> DIRECTIVE
Copy out every record below, word for word.

──────────────────────────────

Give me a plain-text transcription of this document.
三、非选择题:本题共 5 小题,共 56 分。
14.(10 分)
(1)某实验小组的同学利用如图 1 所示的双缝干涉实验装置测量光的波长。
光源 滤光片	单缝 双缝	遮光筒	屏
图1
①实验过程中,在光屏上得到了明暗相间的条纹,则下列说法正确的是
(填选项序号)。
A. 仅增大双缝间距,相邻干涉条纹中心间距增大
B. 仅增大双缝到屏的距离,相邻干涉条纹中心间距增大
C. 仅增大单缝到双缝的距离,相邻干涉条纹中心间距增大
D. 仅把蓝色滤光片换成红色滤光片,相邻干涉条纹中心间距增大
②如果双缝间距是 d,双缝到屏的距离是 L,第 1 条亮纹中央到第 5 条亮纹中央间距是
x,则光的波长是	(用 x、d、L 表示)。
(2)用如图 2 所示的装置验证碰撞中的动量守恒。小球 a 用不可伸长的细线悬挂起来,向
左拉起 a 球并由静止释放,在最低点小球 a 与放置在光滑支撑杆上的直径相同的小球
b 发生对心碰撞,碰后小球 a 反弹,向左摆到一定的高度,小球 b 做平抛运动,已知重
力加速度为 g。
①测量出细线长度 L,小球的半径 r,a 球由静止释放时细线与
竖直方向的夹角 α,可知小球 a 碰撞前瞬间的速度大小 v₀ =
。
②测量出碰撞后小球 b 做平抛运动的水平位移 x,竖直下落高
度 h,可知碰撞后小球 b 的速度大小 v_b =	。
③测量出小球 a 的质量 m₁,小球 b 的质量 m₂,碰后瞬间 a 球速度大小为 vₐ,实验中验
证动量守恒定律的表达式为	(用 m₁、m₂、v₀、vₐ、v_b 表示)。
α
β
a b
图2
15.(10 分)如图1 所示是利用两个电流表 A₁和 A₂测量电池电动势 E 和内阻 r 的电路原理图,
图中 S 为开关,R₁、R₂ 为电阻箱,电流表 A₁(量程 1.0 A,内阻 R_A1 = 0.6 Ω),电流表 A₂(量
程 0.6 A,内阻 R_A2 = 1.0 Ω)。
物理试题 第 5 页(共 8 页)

──────────────────────────────

> SOLUTION
Give me a plain-text transcription of this document.
三、非选择题:本题共 5 小题,共 56 分。
14.(10 分)
(1)某实验小组的同学利用如图 1 所示的双缝干涉实验装置测量光的波长。
光源 滤光片	单缝 双缝	遮光筒	屏
图1
①实验过程中,在光屏上得到了明暗相间的条纹,则下列说法正确的是
(填选项序号)。
A. 仅增大双缝间距,相邻干涉条纹中心间距增大
B. 仅增大双缝到屏的距离,相邻干涉条纹中心间距增大
C. 仅增大单缝到双缝的距离,相邻干涉条纹中心间距增大
D. 仅把蓝色滤光片换成红色滤光片,相邻干涉条纹中心间距增大
②如果双缝间距是 d,双缝到屏的距离是 L,第 1 条亮纹中央到第 5 条亮纹中央间距是
x,则光的波长是	(用 x、d、L 表示)。
(2)用如图 2 所示的装置验证碰撞中的动量守恒。小球 a 用不可伸长的细线悬挂起来,向
左拉起 a 球并由静止释放,在最低点小球 a 与放置在光滑支撑杆上的直径相同的小球
b 发生对心碰撞,碰后小球 a 反弹,向左摆到一定的高度,小球 b 做平抛运动,已知重
力加速度为 g。
①测量出细线长度 L,小球的半径 r,a 球由静止释放时细线与
竖直方向的夹角 α,可知小球 a 碰撞前瞬间的速度大小 v₀ =
。
②测量出碰撞后小球 b 做平抛运动的水平位移 x,竖直下落高
度 h,可知碰撞后小球 b 的速度大小 v_b =	。
③测量出小球 a 的质量 m₁,小球 b 的质量 m₂,碰后瞬间 a 球速度大小为 vₐ,实验中验
证动量守恒定律的表达式为	(用 m₁、m₂、v₀、vₐ、v_b 表示)。
α
β
a b
图2
15.(10 分)如图1 所示是利用两个电流表 A₁和 A₂测量电池电动势 E 和内阻 r 的电路原理图,
图中 S 为开关,R₁、R₂ 为电阻箱,电流表 A₁(量程 1.0 A,内阻 R_A1 = 0.6 Ω),电流表 A₂(量
程 0.6 A,内阻 R_A2 = 1.0 Ω)。
物理试题 第 5 页(共 8 页)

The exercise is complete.